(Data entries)
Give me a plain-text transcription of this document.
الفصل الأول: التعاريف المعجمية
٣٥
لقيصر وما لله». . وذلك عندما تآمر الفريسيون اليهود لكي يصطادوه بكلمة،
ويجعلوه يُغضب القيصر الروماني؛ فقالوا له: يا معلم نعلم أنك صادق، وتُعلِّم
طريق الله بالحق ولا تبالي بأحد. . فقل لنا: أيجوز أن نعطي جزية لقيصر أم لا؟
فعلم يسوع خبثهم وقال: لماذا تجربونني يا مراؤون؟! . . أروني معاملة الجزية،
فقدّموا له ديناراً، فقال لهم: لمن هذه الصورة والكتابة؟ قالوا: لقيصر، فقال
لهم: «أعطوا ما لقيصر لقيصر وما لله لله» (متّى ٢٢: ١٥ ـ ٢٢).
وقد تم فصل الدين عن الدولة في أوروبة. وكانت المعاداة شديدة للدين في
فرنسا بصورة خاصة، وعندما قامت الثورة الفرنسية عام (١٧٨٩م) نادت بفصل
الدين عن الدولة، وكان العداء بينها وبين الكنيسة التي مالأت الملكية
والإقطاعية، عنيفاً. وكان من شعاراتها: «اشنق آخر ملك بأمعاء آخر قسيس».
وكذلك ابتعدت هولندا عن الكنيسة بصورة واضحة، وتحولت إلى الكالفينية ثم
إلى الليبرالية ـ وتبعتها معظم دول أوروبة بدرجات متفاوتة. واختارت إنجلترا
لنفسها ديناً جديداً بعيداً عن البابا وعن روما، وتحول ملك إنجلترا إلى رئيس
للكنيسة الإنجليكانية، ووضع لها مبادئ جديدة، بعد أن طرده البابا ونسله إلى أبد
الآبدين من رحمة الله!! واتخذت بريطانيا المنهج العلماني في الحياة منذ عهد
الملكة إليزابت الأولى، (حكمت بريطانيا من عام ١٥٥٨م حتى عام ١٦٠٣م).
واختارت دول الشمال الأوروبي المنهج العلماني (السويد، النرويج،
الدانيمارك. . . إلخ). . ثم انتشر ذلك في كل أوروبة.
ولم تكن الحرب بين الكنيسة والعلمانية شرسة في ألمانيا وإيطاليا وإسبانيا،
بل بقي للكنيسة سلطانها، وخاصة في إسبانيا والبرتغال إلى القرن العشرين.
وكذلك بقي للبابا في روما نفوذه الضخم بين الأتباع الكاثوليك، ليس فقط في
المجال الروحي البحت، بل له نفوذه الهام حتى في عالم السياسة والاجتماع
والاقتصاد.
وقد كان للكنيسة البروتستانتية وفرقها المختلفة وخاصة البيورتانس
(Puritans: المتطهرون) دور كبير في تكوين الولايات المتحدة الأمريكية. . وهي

_Your task_
Reproduce each line of the material above precisely.

_Written answer_
Give me a plain-text transcription of this document.
الفصل الأول: التعاريف المعجمية
٣٥
لقيصر وما لله». . وذلك عندما تآمر الفريسيون اليهود لكي يصطادوه بكلمة،
ويجعلوه يُغضب القيصر الروماني؛ فقالوا له: يا معلم نعلم أنك صادق، وتُعلِّم
طريق الله بالحق ولا تبالي بأحد. . فقل لنا: أيجوز أن نعطي جزية لقيصر أم لا؟
فعلم يسوع خبثهم وقال: لماذا تجربونني يا مراؤون؟! . . أروني معاملة الجزية،
فقدّموا له ديناراً، فقال لهم: لمن هذه الصورة والكتابة؟ قالوا: لقيصر، فقال
لهم: «أعطوا ما لقيصر لقيصر وما لله لله» (متّى ٢٢: ١٥ ـ ٢٢).
وقد تم فصل الدين عن الدولة في أوروبة. وكانت المعاداة شديدة للدين في
فرنسا بصورة خاصة، وعندما قامت الثورة الفرنسية عام (١٧٨٩م) نادت بفصل
الدين عن الدولة، وكان العداء بينها وبين الكنيسة التي مالأت الملكية
والإقطاعية، عنيفاً. وكان من شعاراتها: «اشنق آخر ملك بأمعاء آخر قسيس».
وكذلك ابتعدت هولندا عن الكنيسة بصورة واضحة، وتحولت إلى الكالفينية ثم
إلى الليبرالية ـ وتبعتها معظم دول أوروبة بدرجات متفاوتة. واختارت إنجلترا
لنفسها ديناً جديداً بعيداً عن البابا وعن روما، وتحول ملك إنجلترا إلى رئيس
للكنيسة الإنجليكانية، ووضع لها مبادئ جديدة، بعد أن طرده البابا ونسله إلى أبد
الآبدين من رحمة الله!! واتخذت بريطانيا المنهج العلماني في الحياة منذ عهد
الملكة إليزابت الأولى، (حكمت بريطانيا من عام ١٥٥٨م حتى عام ١٦٠٣م).
واختارت دول الشمال الأوروبي المنهج العلماني (السويد، النرويج،
الدانيمارك. . . إلخ). . ثم انتشر ذلك في كل أوروبة.
ولم تكن الحرب بين الكنيسة والعلمانية شرسة في ألمانيا وإيطاليا وإسبانيا،
بل بقي للكنيسة سلطانها، وخاصة في إسبانيا والبرتغال إلى القرن العشرين.
وكذلك بقي للبابا في روما نفوذه الضخم بين الأتباع الكاثوليك، ليس فقط في
المجال الروحي البحت، بل له نفوذه الهام حتى في عالم السياسة والاجتماع
والاقتصاد.
وقد كان للكنيسة البروتستانتية وفرقها المختلفة وخاصة البيورتانس
(Puritans: المتطهرون) دور كبير في تكوين الولايات المتحدة الأمريكية. . وهي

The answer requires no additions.